DATA EXTRACT —
• • • • •

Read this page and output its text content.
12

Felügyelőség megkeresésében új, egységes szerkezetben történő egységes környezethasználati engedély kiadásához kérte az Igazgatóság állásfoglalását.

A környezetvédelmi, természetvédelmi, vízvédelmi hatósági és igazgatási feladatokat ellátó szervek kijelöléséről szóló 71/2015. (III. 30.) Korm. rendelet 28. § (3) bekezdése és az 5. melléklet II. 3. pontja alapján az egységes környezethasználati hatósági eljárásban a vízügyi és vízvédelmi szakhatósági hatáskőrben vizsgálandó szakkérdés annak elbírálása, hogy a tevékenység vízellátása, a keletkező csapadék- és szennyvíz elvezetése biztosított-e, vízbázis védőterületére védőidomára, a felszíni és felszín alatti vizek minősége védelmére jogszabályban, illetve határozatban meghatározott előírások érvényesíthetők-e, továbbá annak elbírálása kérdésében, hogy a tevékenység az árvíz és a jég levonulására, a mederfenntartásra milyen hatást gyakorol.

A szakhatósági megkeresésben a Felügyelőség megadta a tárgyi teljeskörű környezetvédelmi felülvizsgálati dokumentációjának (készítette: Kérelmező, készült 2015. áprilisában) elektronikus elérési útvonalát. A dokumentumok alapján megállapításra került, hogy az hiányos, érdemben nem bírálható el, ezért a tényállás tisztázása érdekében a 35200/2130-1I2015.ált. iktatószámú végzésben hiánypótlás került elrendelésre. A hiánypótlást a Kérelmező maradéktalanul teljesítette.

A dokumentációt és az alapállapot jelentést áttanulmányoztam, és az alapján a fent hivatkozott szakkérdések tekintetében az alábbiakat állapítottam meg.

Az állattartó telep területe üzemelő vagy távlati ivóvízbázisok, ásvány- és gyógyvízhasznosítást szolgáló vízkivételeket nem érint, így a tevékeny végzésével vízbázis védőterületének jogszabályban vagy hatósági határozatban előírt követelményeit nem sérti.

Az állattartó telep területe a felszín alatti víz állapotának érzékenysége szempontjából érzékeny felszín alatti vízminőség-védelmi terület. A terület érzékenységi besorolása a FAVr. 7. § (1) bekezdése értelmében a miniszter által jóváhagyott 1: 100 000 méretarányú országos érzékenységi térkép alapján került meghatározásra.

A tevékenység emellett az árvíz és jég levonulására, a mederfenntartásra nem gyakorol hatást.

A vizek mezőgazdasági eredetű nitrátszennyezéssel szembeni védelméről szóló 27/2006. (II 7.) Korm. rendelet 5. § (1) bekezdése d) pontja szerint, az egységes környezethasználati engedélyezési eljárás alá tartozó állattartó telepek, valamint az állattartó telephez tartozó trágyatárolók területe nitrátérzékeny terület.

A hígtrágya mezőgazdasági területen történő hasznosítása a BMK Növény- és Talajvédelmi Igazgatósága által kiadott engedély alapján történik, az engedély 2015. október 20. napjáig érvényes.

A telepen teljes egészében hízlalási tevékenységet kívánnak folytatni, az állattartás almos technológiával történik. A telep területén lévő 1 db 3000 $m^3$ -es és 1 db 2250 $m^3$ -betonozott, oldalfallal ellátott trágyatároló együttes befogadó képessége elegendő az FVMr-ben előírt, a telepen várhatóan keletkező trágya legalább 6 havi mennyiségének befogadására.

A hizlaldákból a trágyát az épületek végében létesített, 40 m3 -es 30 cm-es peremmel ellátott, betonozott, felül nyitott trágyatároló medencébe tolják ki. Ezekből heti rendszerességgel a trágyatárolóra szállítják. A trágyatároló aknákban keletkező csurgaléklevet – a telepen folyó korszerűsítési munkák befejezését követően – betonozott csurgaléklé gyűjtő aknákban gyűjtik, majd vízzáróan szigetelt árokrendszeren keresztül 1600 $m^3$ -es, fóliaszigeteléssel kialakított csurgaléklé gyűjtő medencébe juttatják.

• • • • •

WHAT IS ASKED —
Please set down the whole listing above without altering a single line.

SOLUTION TO THIS PROBLEM —
Read this page and output its text content.
12

Felügyelőség megkeresésében új, egységes szerkezetben történő egységes környezethasználati engedély kiadásához kérte az Igazgatóság állásfoglalását.

A környezetvédelmi, természetvédelmi, vízvédelmi hatósági és igazgatási feladatokat ellátó szervek kijelöléséről szóló 71/2015. (III. 30.) Korm. rendelet 28. § (3) bekezdése és az 5. melléklet II. 3. pontja alapján az egységes környezethasználati hatósági eljárásban a vízügyi és vízvédelmi szakhatósági hatáskőrben vizsgálandó szakkérdés annak elbírálása, hogy a tevékenység vízellátása, a keletkező csapadék- és szennyvíz elvezetése biztosított-e, vízbázis védőterületére védőidomára, a felszíni és felszín alatti vizek minősége védelmére jogszabályban, illetve határozatban meghatározott előírások érvényesíthetők-e, továbbá annak elbírálása kérdésében, hogy a tevékenység az árvíz és a jég levonulására, a mederfenntartásra milyen hatást gyakorol.

A szakhatósági megkeresésben a Felügyelőség megadta a tárgyi teljeskörű környezetvédelmi felülvizsgálati dokumentációjának (készítette: Kérelmező, készült 2015. áprilisában) elektronikus elérési útvonalát. A dokumentumok alapján megállapításra került, hogy az hiányos, érdemben nem bírálható el, ezért a tényállás tisztázása érdekében a 35200/2130-1I2015.ált. iktatószámú végzésben hiánypótlás került elrendelésre. A hiánypótlást a Kérelmező maradéktalanul teljesítette.

A dokumentációt és az alapállapot jelentést áttanulmányoztam, és az alapján a fent hivatkozott szakkérdések tekintetében az alábbiakat állapítottam meg.

Az állattartó telep területe üzemelő vagy távlati ivóvízbázisok, ásvány- és gyógyvízhasznosítást szolgáló vízkivételeket nem érint, így a tevékeny végzésével vízbázis védőterületének jogszabályban vagy hatósági határozatban előírt követelményeit nem sérti.

Az állattartó telep területe a felszín alatti víz állapotának érzékenysége szempontjából érzékeny felszín alatti vízminőség-védelmi terület. A terület érzékenységi besorolása a FAVr. 7. § (1) bekezdése értelmében a miniszter által jóváhagyott 1: 100 000 méretarányú országos érzékenységi térkép alapján került meghatározásra.

A tevékenység emellett az árvíz és jég levonulására, a mederfenntartásra nem gyakorol hatást.

A vizek mezőgazdasági eredetű nitrátszennyezéssel szembeni védelméről szóló 27/2006. (II 7.) Korm. rendelet 5. § (1) bekezdése d) pontja szerint, az egységes környezethasználati engedélyezési eljárás alá tartozó állattartó telepek, valamint az állattartó telephez tartozó trágyatárolók területe nitrátérzékeny terület.

A hígtrágya mezőgazdasági területen történő hasznosítása a BMK Növény- és Talajvédelmi Igazgatósága által kiadott engedély alapján történik, az engedély 2015. október 20. napjáig érvényes.

A telepen teljes egészében hízlalási tevékenységet kívánnak folytatni, az állattartás almos technológiával történik. A telep területén lévő 1 db 3000 $m^3$ -es és 1 db 2250 $m^3$ -betonozott, oldalfallal ellátott trágyatároló együttes befogadó képessége elegendő az FVMr-ben előírt, a telepen várhatóan keletkező trágya legalább 6 havi mennyiségének befogadására.

A hizlaldákból a trágyát az épületek végében létesített, 40 m3 -es 30 cm-es peremmel ellátott, betonozott, felül nyitott trágyatároló medencébe tolják ki. Ezekből heti rendszerességgel a trágyatárolóra szállítják. A trágyatároló aknákban keletkező csurgaléklevet – a telepen folyó korszerűsítési munkák befejezését követően – betonozott csurgaléklé gyűjtő aknákban gyűjtik, majd vízzáróan szigetelt árokrendszeren keresztül 1600 $m^3$ -es, fóliaszigeteléssel kialakított csurgaléklé gyűjtő medencébe juttatják.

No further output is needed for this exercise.